▸ TASK GOAL
From the entries that follow, extract each line holding the string "освидетельствования".

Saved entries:
::::::::
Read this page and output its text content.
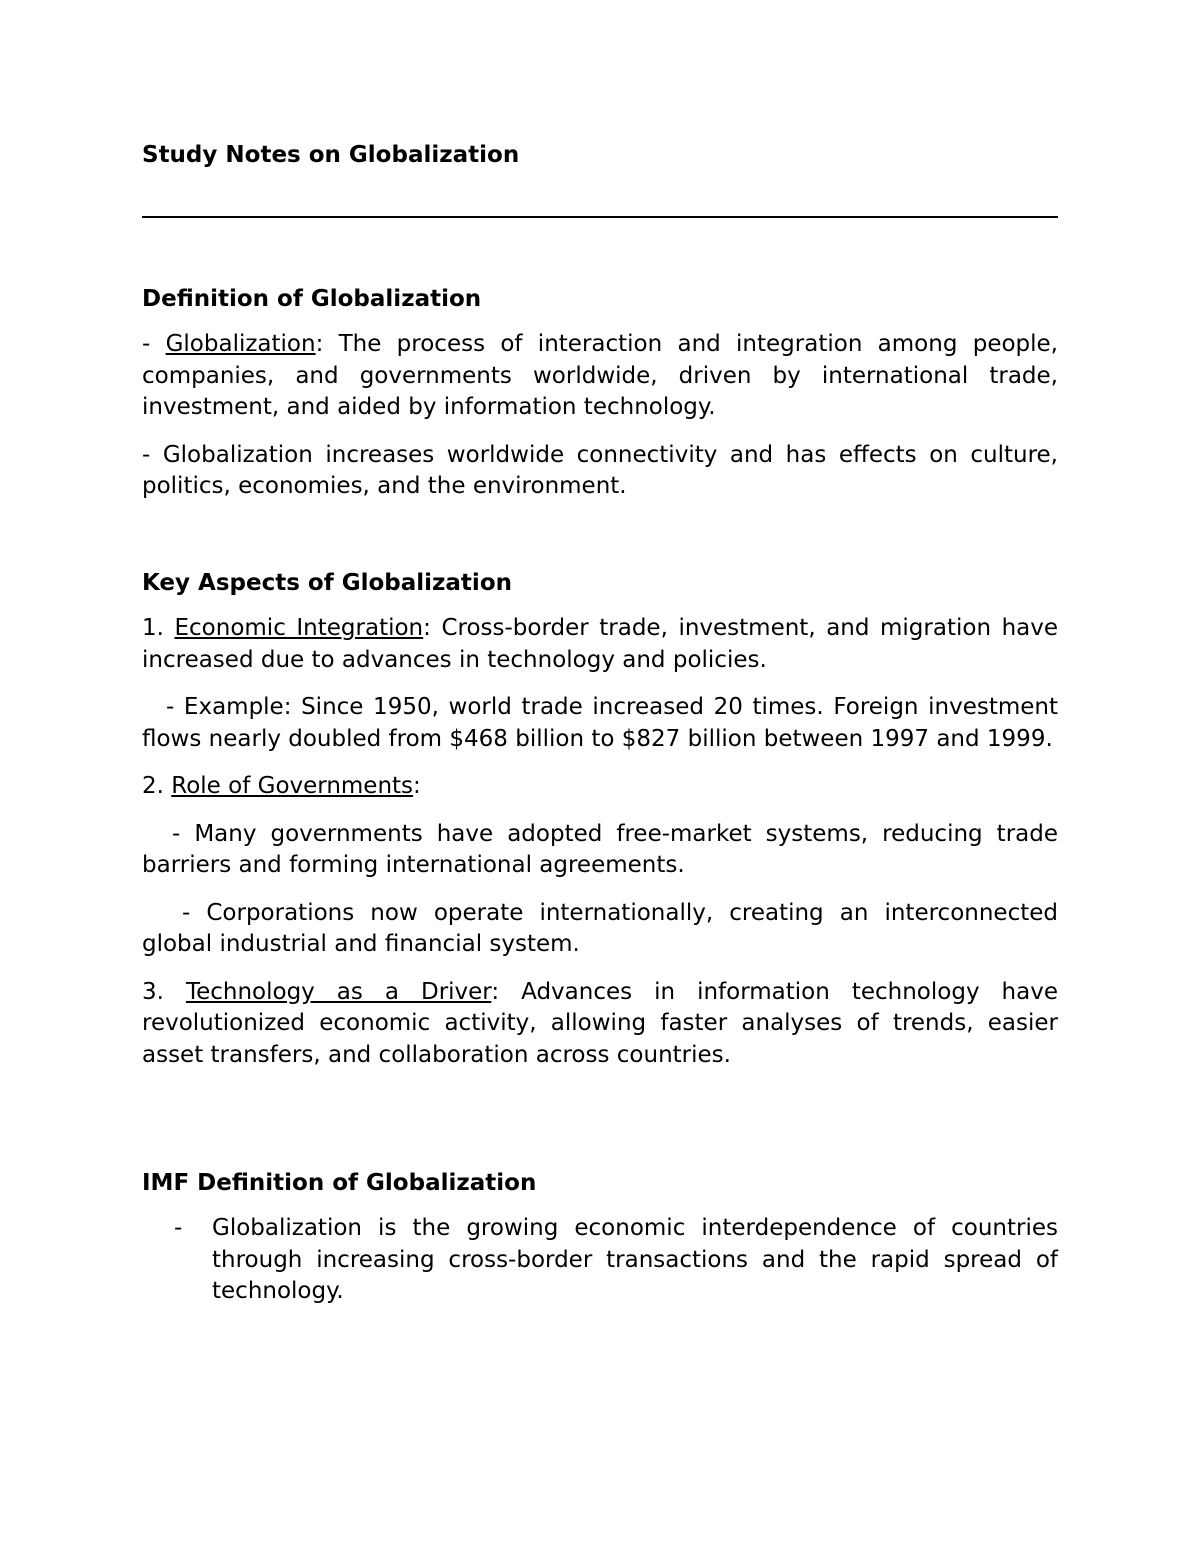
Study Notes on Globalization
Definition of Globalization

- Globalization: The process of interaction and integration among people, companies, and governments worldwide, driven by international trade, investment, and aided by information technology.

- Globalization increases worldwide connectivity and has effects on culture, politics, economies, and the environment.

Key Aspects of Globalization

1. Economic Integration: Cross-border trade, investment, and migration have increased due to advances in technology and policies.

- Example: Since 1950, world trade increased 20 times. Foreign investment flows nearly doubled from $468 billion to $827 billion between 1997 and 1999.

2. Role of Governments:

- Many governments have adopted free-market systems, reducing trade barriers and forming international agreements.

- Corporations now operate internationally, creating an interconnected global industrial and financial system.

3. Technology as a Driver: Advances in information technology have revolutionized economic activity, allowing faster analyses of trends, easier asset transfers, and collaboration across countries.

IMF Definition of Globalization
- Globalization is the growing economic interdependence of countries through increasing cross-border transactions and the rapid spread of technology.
::::::::
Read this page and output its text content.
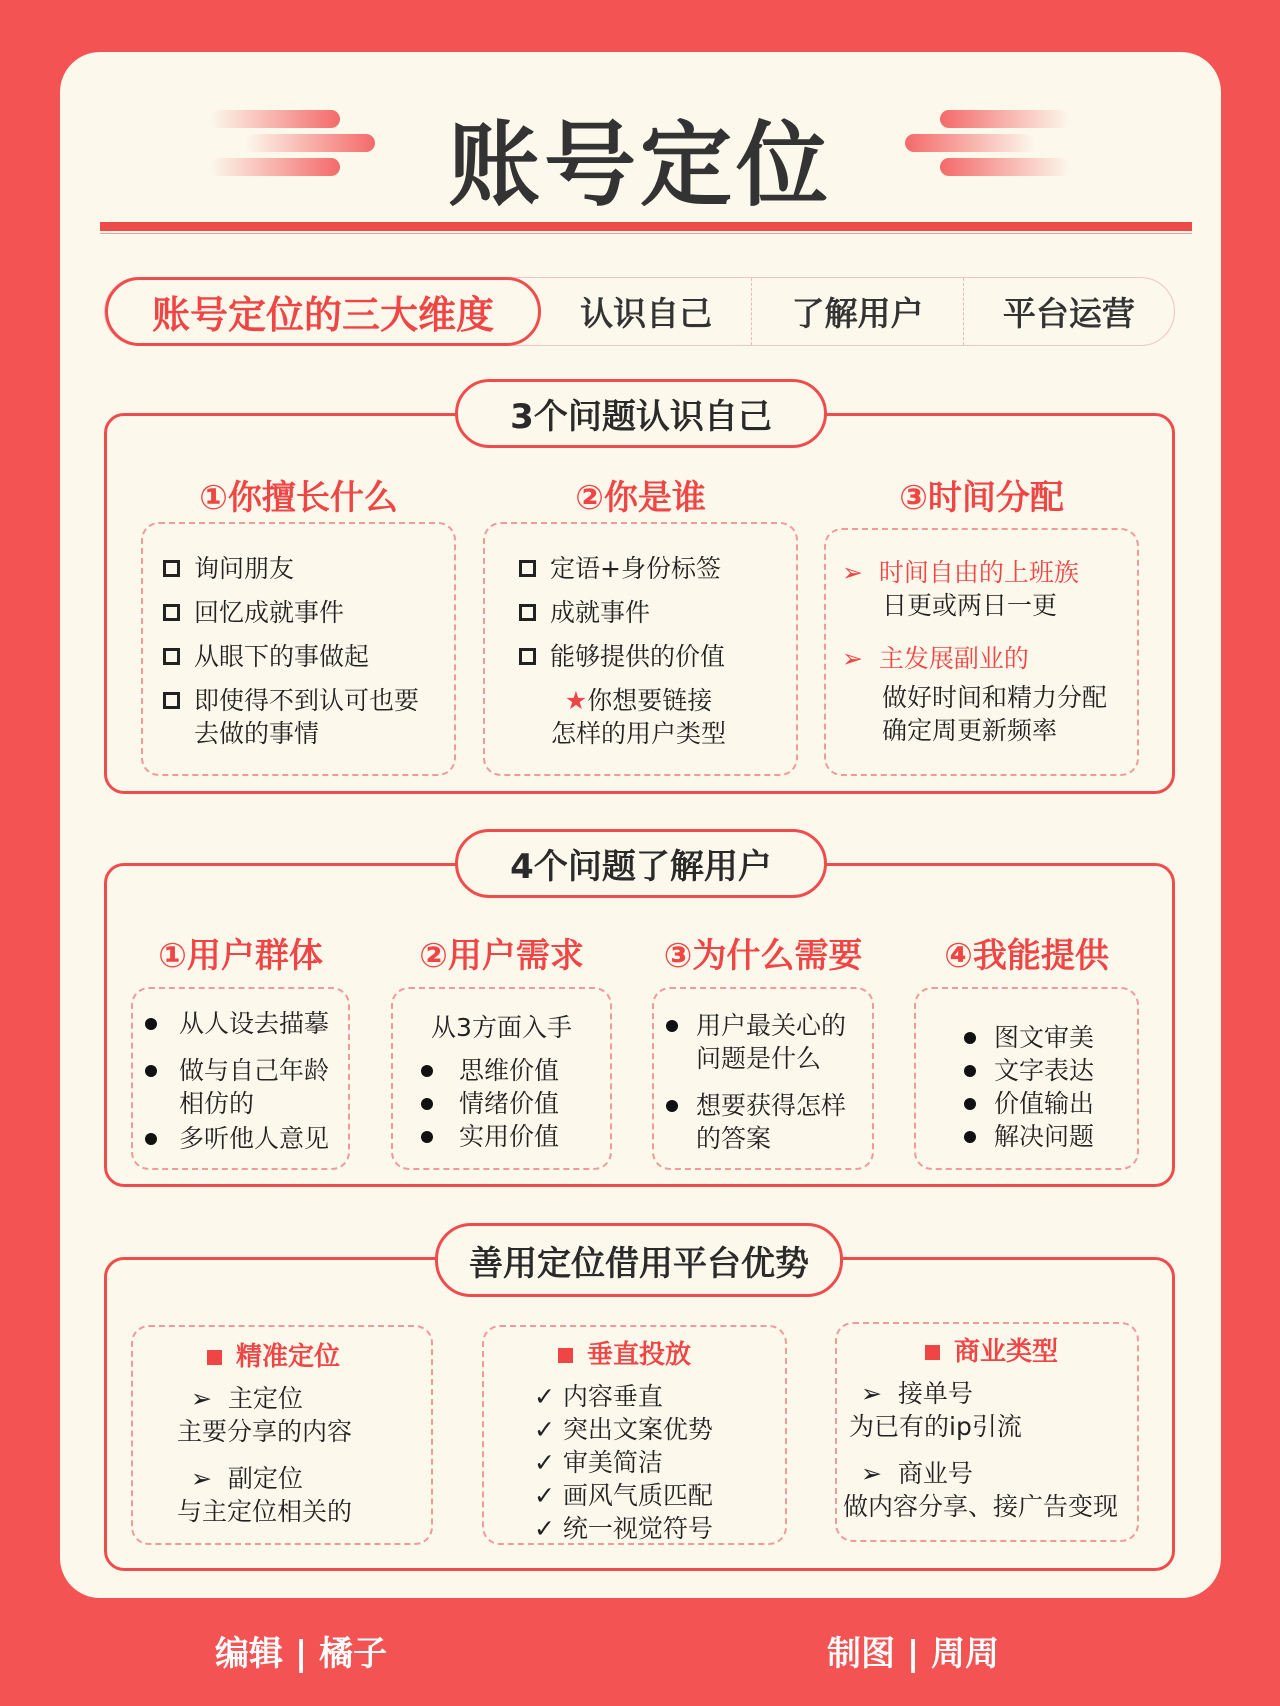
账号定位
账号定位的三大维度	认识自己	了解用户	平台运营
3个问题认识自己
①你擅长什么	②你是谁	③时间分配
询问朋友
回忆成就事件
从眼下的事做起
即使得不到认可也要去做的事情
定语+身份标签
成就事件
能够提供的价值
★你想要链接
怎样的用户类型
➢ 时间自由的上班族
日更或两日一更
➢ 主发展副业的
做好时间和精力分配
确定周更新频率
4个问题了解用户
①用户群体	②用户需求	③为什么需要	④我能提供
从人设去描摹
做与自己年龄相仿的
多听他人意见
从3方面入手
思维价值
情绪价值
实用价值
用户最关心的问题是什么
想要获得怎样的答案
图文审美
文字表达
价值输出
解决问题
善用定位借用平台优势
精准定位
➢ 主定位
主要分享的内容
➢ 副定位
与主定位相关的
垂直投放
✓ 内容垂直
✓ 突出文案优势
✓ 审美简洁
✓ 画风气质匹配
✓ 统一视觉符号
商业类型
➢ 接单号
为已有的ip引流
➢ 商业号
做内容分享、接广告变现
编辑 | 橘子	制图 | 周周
::::::::
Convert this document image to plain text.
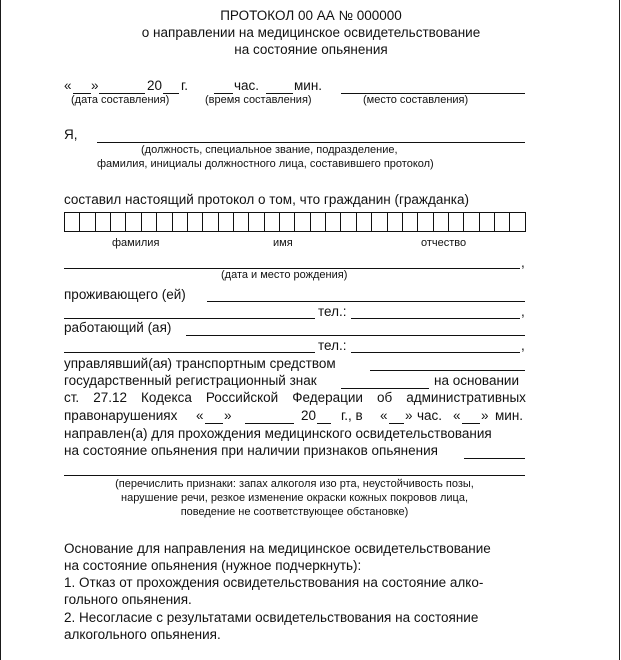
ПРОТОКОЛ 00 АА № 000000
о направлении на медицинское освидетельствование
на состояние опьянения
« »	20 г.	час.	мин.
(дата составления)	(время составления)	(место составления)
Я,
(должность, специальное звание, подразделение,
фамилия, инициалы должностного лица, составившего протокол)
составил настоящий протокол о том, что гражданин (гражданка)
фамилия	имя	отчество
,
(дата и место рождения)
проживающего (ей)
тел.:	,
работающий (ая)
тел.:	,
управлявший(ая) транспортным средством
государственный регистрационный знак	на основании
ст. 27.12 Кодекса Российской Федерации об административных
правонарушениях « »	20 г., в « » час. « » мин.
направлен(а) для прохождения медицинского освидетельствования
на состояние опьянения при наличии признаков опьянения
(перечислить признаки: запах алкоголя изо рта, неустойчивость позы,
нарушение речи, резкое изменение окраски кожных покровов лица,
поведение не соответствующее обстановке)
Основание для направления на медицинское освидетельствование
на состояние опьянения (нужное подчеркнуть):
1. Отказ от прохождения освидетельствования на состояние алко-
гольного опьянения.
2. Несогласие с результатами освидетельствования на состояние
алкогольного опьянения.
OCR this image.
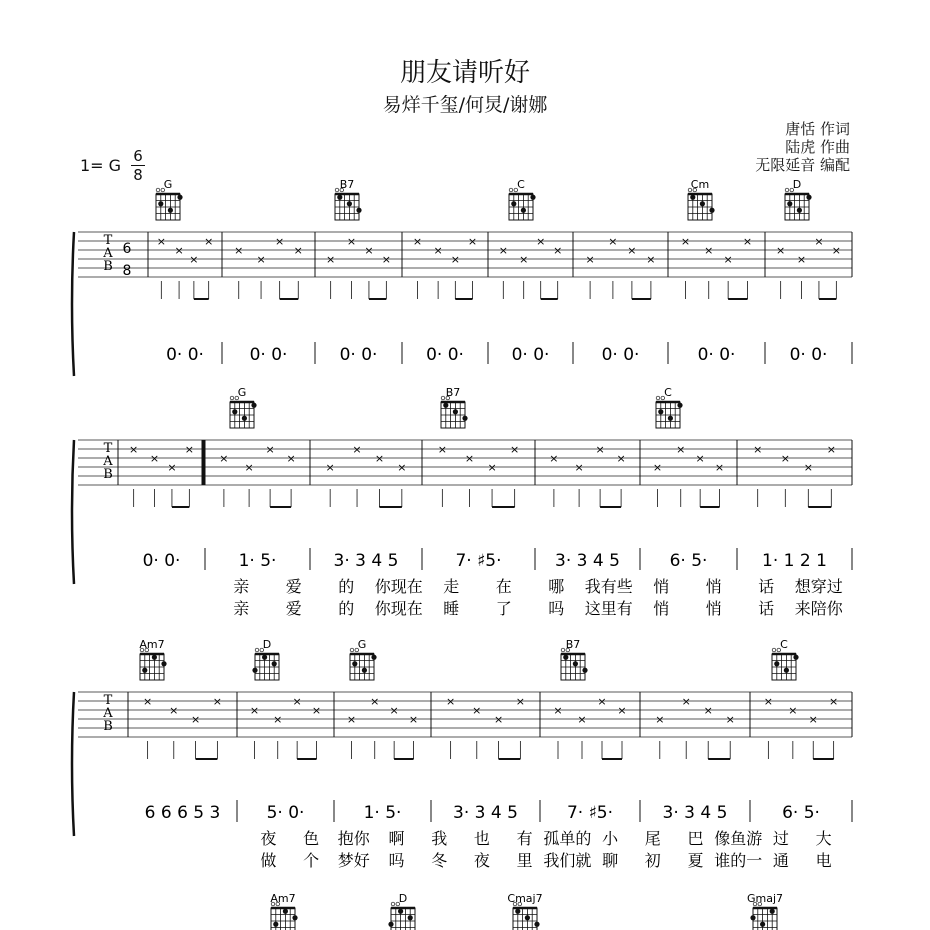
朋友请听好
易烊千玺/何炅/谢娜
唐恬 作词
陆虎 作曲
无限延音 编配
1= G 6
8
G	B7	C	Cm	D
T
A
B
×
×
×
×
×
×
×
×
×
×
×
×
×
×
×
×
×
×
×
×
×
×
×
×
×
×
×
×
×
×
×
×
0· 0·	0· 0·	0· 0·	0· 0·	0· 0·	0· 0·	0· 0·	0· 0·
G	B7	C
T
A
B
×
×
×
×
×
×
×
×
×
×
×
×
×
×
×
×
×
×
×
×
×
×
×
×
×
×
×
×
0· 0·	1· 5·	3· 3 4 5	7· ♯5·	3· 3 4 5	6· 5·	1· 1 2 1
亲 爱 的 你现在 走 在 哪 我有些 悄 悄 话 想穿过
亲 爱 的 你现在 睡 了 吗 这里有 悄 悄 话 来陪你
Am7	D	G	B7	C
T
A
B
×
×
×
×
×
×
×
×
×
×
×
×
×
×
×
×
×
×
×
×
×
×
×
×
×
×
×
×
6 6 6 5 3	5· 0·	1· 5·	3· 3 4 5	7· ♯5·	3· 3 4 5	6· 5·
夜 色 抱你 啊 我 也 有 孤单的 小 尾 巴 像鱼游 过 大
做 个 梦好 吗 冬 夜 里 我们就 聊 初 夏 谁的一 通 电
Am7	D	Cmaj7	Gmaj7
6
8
::::::::
▸ FULL OUTPUT
направлен(а) для прохождения медицинского освидетельствования
1. Отказ от прохождения освидетельствования на состояние алко-
2. Несогласие с результатами освидетельствования на состояние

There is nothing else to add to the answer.